— WHAT YOU HAVE TO DO —
Copy out each line exactly; pictures stay out of the copy.

* * * * *

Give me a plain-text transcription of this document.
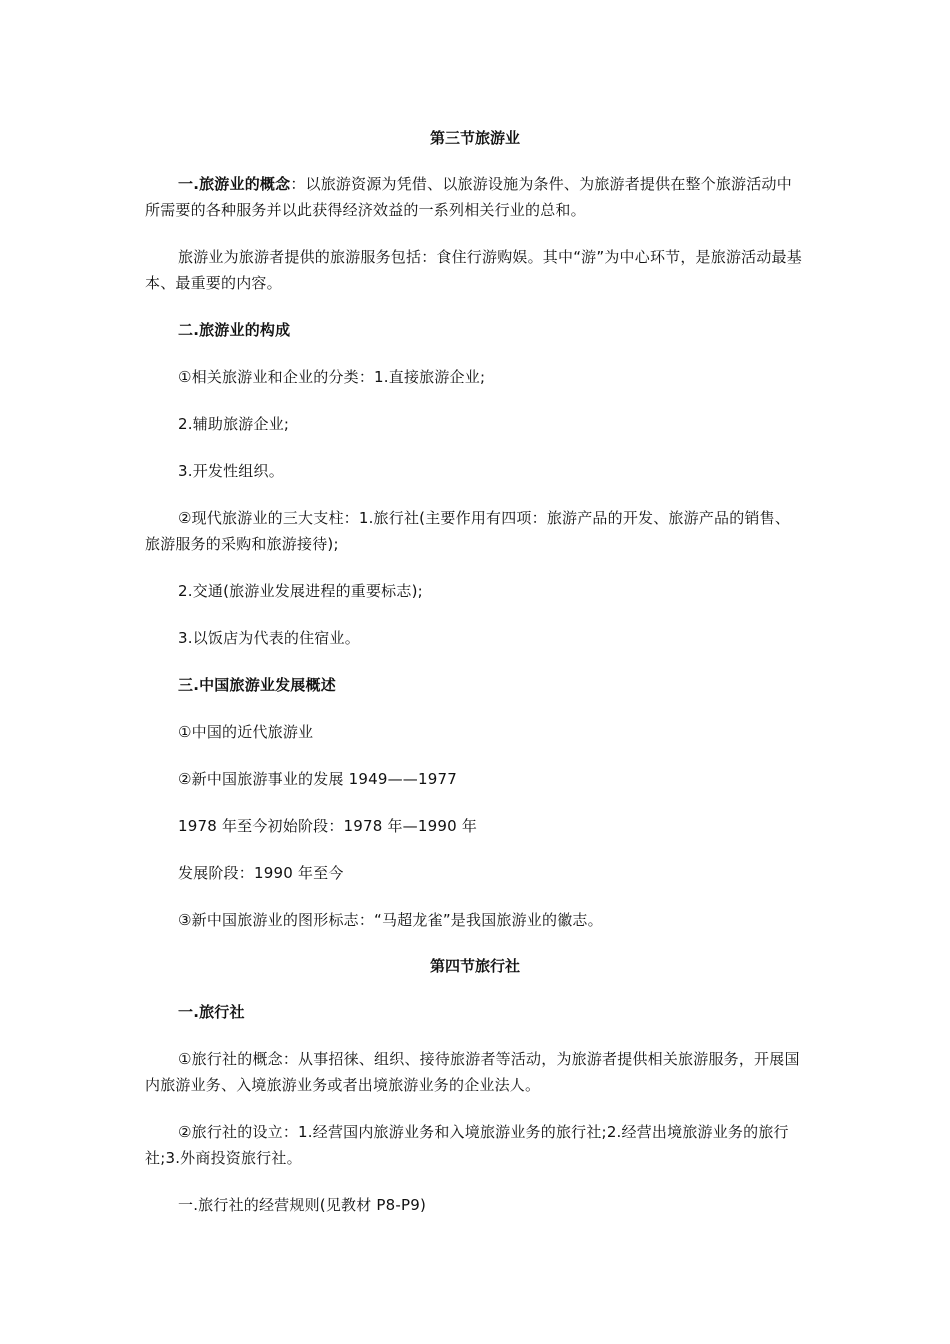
第三节旅游业

一.旅游业的概念：以旅游资源为凭借、以旅游设施为条件、为旅游者提供在整个旅游活动中所需要的各种服务并以此获得经济效益的一系列相关行业的总和。

旅游业为旅游者提供的旅游服务包括：食住行游购娱。其中“游”为中心环节，是旅游活动最基本、最重要的内容。

二.旅游业的构成

①相关旅游业和企业的分类：1.直接旅游企业;

2.辅助旅游企业;

3.开发性组织。

②现代旅游业的三大支柱：1.旅行社(主要作用有四项：旅游产品的开发、旅游产品的销售、旅游服务的采购和旅游接待);

2.交通(旅游业发展进程的重要标志);

3.以饭店为代表的住宿业。

三.中国旅游业发展概述

①中国的近代旅游业

②新中国旅游事业的发展 1949——1977

1978 年至今初始阶段：1978 年—1990 年

发展阶段：1990 年至今

③新中国旅游业的图形标志：“马超龙雀”是我国旅游业的徽志。

第四节旅行社

一.旅行社

①旅行社的概念：从事招徕、组织、接待旅游者等活动，为旅游者提供相关旅游服务，开展国内旅游业务、入境旅游业务或者出境旅游业务的企业法人。

②旅行社的设立：1.经营国内旅游业务和入境旅游业务的旅行社;2.经营出境旅游业务的旅行社;3.外商投资旅行社。

一.旅行社的经营规则(见教材 P8-P9)
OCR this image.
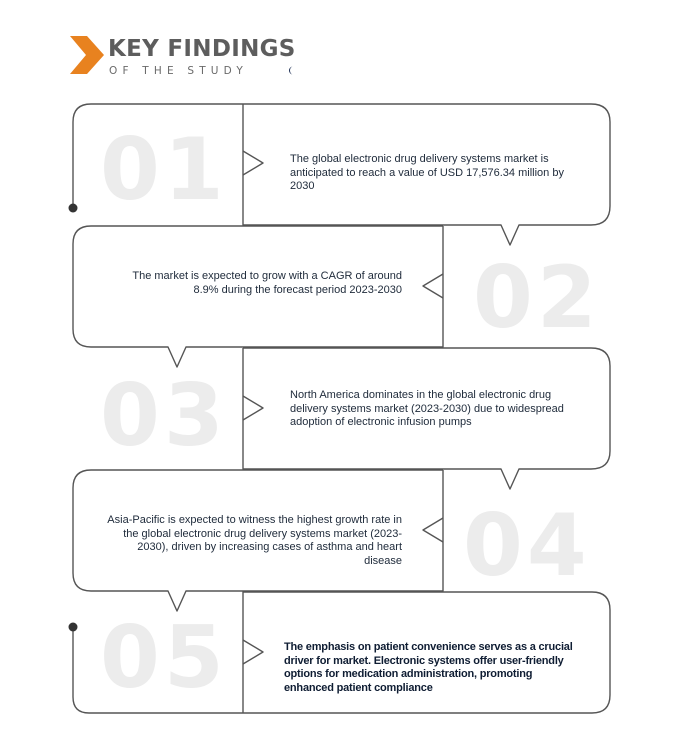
KEY FINDINGS

OF THE STUDY

01
02
03
04
05

The global electronic drug delivery systems market is anticipated to reach a value of USD 17,576.34 million by 2030

The market is expected to grow with a CAGR of around 8.9% during the forecast period 2023-2030

North America dominates in the global electronic drug delivery systems market (2023-2030) due to widespread adoption of electronic infusion pumps

Asia-Pacific is expected to witness the highest growth rate in the global electronic drug delivery systems market (2023-2030), driven by increasing cases of asthma and heart disease

The emphasis on patient convenience serves as a crucial driver for market. Electronic systems offer user-friendly options for medication administration, promoting enhanced patient compliance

* * * * *

— RESULT —
Give me a plain-text transcription of this document.
第三节旅游业

一.旅游业的概念：以旅游资源为凭借、以旅游设施为条件、为旅游者提供在整个旅游活动中所需要的各种服务并以此获得经济效益的一系列相关行业的总和。

旅游业为旅游者提供的旅游服务包括：食住行游购娱。其中“游”为中心环节，是旅游活动最基本、最重要的内容。

二.旅游业的构成

①相关旅游业和企业的分类：1.直接旅游企业;

2.辅助旅游企业;

3.开发性组织。

②现代旅游业的三大支柱：1.旅行社(主要作用有四项：旅游产品的开发、旅游产品的销售、旅游服务的采购和旅游接待);

2.交通(旅游业发展进程的重要标志);

3.以饭店为代表的住宿业。

三.中国旅游业发展概述

①中国的近代旅游业

②新中国旅游事业的发展 1949——1977

1978 年至今初始阶段：1978 年—1990 年

发展阶段：1990 年至今

③新中国旅游业的图形标志：“马超龙雀”是我国旅游业的徽志。

第四节旅行社

一.旅行社

①旅行社的概念：从事招徕、组织、接待旅游者等活动，为旅游者提供相关旅游服务，开展国内旅游业务、入境旅游业务或者出境旅游业务的企业法人。

②旅行社的设立：1.经营国内旅游业务和入境旅游业务的旅行社;2.经营出境旅游业务的旅行社;3.外商投资旅行社。

一.旅行社的经营规则(见教材 P8-P9)
OCR this image.
KEY FINDINGS

OF THE STUDY

01
02
03
04
05

The global electronic drug delivery systems market is anticipated to reach a value of USD 17,576.34 million by 2030

The market is expected to grow with a CAGR of around 8.9% during the forecast period 2023-2030

North America dominates in the global electronic drug delivery systems market (2023-2030) due to widespread adoption of electronic infusion pumps

Asia-Pacific is expected to witness the highest growth rate in the global electronic drug delivery systems market (2023-2030), driven by increasing cases of asthma and heart disease

The emphasis on patient convenience serves as a crucial driver for market. Electronic systems offer user-friendly options for medication administration, promoting enhanced patient compliance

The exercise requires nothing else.